**** Exercise materials
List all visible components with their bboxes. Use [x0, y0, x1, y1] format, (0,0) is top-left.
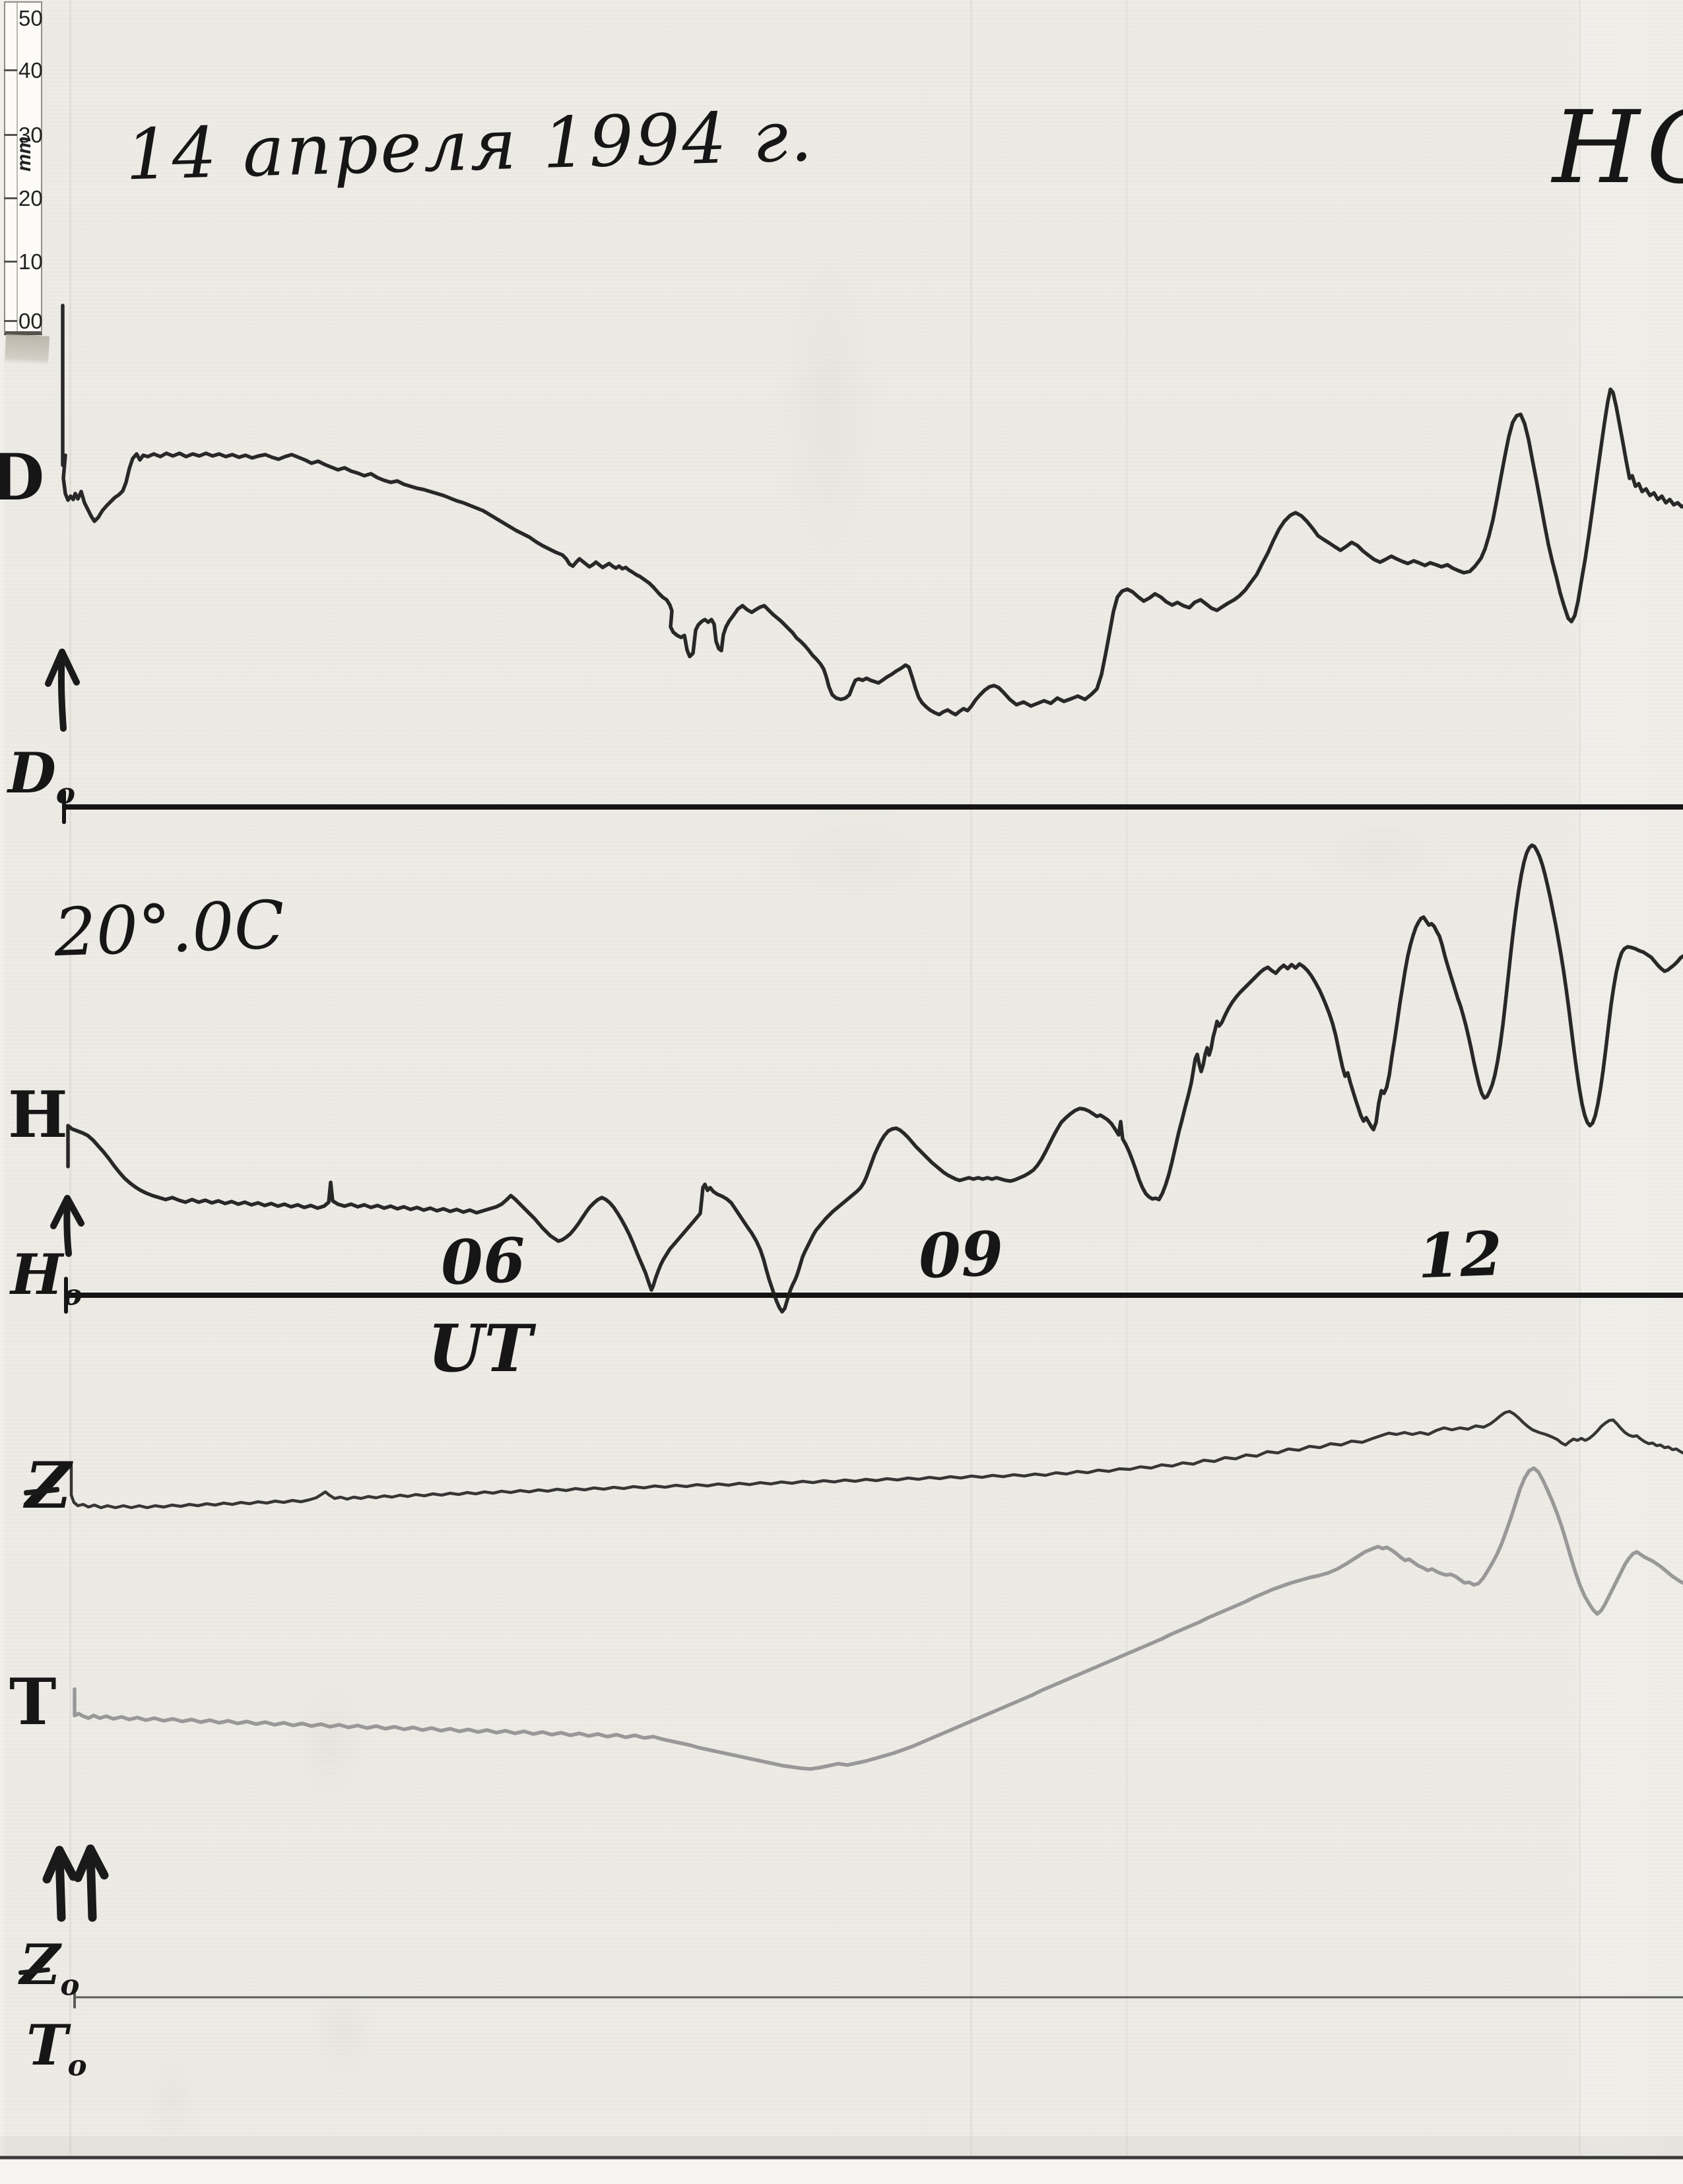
********
**** Exercise materials
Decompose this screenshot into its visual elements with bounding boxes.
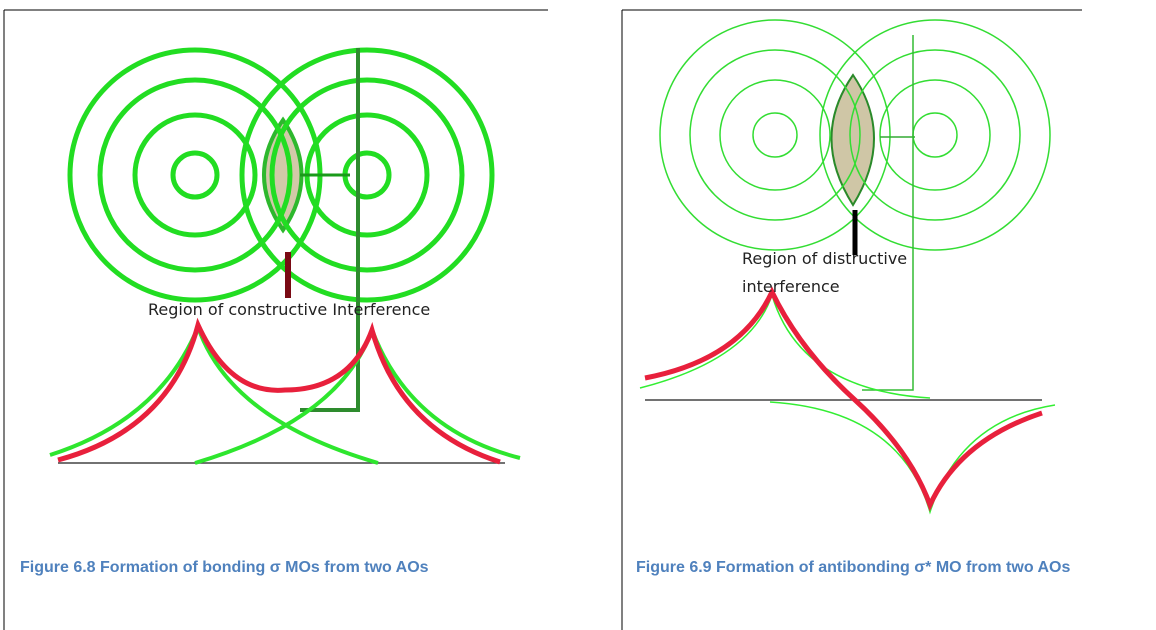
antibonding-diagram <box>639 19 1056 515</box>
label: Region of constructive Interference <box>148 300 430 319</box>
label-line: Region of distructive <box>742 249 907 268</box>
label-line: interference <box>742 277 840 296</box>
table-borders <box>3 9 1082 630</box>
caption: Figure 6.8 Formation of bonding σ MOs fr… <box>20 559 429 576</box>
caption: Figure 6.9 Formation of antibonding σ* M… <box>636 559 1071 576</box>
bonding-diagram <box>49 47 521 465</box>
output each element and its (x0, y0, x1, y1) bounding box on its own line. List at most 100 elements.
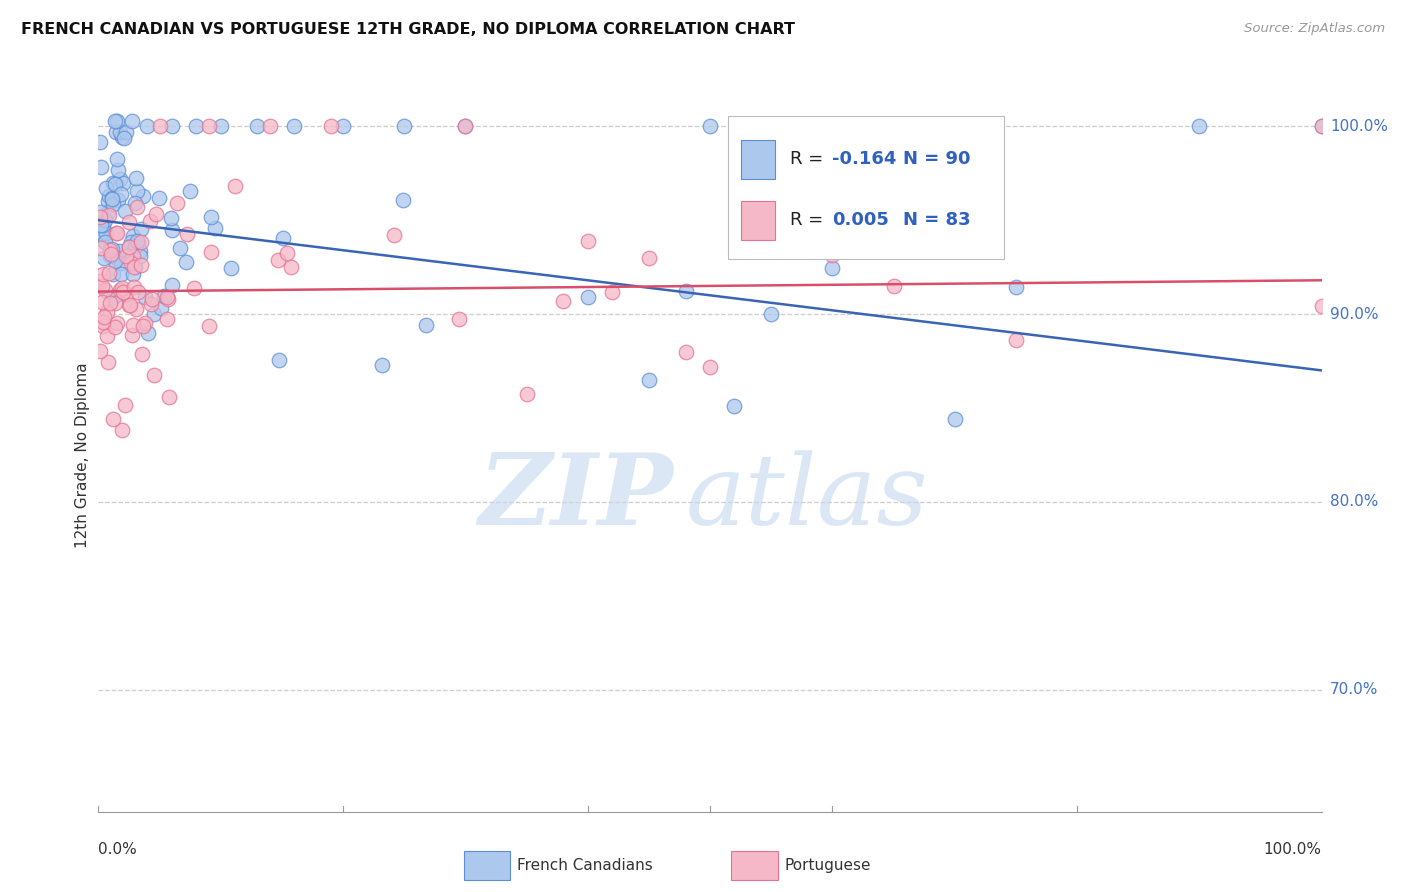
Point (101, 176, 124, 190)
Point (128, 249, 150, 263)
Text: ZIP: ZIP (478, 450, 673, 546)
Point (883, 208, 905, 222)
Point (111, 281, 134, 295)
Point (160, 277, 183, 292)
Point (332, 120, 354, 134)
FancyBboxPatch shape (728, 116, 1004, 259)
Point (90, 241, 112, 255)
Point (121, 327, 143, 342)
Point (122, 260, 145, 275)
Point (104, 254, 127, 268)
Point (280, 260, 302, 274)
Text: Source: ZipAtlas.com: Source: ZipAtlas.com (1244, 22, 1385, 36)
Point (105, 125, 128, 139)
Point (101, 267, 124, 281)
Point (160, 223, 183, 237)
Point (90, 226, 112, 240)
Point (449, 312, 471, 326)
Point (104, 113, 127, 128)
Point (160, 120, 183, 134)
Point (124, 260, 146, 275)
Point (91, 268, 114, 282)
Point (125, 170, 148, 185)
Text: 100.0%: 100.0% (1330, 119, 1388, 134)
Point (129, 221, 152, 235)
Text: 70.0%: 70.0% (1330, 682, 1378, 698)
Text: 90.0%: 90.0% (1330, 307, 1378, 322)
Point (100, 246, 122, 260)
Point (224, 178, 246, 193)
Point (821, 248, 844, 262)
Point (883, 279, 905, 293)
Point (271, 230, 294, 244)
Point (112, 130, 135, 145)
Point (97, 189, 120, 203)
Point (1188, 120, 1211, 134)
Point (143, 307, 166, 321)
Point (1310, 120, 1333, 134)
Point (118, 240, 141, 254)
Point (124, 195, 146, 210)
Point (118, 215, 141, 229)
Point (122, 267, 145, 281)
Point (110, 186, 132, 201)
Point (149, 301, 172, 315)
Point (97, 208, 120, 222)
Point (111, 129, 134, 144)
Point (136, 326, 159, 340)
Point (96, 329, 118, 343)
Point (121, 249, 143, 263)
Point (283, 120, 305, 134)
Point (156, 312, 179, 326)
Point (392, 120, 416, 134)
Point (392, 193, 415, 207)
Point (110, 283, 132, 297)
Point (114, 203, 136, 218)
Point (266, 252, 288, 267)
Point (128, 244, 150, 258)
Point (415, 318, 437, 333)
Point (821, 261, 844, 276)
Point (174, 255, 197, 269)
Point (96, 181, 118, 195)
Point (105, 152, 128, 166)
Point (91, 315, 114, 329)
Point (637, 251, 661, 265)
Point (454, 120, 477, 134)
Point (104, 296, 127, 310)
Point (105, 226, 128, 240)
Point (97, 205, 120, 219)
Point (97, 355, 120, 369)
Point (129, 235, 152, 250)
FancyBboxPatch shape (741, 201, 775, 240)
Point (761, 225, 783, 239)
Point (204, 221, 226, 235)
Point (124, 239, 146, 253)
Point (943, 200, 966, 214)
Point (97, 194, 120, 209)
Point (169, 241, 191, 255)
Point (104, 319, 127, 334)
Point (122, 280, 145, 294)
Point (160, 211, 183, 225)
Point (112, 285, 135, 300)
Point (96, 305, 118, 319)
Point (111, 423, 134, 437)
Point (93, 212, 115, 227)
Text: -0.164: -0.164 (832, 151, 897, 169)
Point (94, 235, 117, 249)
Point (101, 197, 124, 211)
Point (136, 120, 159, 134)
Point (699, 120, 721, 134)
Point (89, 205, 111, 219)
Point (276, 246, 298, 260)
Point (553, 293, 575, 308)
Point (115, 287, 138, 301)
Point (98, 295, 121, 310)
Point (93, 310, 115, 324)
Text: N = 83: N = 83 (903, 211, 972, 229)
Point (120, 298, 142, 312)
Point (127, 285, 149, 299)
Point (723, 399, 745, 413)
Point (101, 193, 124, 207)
********
**** Exercise materials
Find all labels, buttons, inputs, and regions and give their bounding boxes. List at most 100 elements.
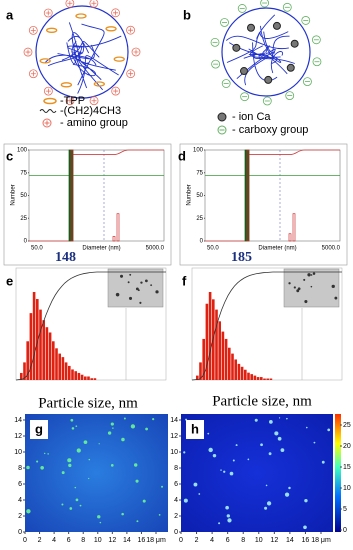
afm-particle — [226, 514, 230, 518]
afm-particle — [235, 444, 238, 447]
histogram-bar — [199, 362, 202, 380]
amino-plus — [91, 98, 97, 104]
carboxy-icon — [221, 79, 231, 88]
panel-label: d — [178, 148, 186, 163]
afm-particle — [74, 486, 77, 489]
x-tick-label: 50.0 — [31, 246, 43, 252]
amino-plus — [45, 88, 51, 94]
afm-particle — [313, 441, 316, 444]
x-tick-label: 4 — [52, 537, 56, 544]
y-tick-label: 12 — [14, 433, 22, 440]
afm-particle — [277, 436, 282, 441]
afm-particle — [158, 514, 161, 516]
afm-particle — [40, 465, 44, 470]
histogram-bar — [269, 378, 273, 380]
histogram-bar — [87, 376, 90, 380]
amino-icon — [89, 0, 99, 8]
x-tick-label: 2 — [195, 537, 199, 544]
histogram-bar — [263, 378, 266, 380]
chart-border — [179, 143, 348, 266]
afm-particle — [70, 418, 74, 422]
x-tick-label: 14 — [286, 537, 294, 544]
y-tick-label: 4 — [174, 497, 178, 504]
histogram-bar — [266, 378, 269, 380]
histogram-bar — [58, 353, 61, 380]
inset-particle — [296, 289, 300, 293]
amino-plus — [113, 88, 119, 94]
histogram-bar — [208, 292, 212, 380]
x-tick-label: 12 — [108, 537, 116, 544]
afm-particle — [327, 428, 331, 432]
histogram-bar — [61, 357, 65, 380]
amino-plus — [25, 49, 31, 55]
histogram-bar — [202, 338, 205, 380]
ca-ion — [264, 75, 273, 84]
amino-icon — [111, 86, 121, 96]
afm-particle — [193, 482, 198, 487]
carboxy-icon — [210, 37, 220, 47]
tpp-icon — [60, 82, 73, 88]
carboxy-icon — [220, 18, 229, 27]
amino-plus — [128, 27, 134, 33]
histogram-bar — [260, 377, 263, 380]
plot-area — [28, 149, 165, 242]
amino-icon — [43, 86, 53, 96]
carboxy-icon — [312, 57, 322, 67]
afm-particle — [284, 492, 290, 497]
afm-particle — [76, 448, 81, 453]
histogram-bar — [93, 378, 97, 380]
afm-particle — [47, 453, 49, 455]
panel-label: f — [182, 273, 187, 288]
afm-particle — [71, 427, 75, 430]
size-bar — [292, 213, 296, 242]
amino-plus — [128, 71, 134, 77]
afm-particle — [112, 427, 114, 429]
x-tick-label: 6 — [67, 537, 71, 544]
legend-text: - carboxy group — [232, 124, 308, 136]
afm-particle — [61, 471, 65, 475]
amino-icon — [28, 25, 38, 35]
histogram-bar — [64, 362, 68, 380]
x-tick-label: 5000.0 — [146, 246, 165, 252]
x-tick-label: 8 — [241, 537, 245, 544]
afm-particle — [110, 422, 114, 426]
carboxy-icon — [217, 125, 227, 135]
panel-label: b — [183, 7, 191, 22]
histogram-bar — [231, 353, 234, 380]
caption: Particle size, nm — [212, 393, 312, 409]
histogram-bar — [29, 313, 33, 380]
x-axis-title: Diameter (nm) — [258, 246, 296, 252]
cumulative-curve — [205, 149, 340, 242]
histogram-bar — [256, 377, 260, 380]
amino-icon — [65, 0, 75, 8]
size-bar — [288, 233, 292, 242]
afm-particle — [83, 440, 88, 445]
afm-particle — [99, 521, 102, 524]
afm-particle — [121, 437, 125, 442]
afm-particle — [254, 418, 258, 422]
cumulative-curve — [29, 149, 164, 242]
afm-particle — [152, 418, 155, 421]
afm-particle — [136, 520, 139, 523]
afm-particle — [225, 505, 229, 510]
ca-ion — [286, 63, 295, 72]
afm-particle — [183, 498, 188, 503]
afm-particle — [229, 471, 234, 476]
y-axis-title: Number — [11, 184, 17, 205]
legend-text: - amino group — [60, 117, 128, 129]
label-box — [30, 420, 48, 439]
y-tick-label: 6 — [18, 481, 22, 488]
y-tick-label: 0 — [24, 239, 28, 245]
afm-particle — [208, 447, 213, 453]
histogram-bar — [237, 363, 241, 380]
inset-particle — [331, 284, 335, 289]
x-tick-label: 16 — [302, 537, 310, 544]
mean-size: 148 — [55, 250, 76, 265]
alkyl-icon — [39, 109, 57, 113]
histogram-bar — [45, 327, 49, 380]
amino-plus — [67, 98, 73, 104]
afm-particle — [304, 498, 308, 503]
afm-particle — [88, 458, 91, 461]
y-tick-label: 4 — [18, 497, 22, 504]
********
> _Required work_:
Give the part of the material that opens with the line containing "Find all labels, buttons, inputs, and" and closes with the line containing "x-tick-label: 4 — [52, 537, 56, 544]" as a JSON list of strings, one string per line, with blank lines and pictures left out.

> _Exercise response_:
[
  "Find all labels, buttons, inputs, and regions and give their bounding boxes. List at most 100 elements.",
  "afm-particle — [226, 514, 230, 518]",
  "afm-particle — [235, 444, 238, 447]",
  "histogram-bar — [199, 362, 202, 380]",
  "amino-plus — [91, 98, 97, 104]",
  "carboxy-icon — [221, 79, 231, 88]",
  "panel-label: d — [178, 148, 186, 163]",
  "afm-particle — [74, 486, 77, 489]",
  "x-tick-label: 50.0 — [31, 246, 43, 252]",
  "amino-plus — [45, 88, 51, 94]",
  "afm-particle — [313, 441, 316, 444]",
  "x-tick-label: 4 — [52, 537, 56, 544]"
]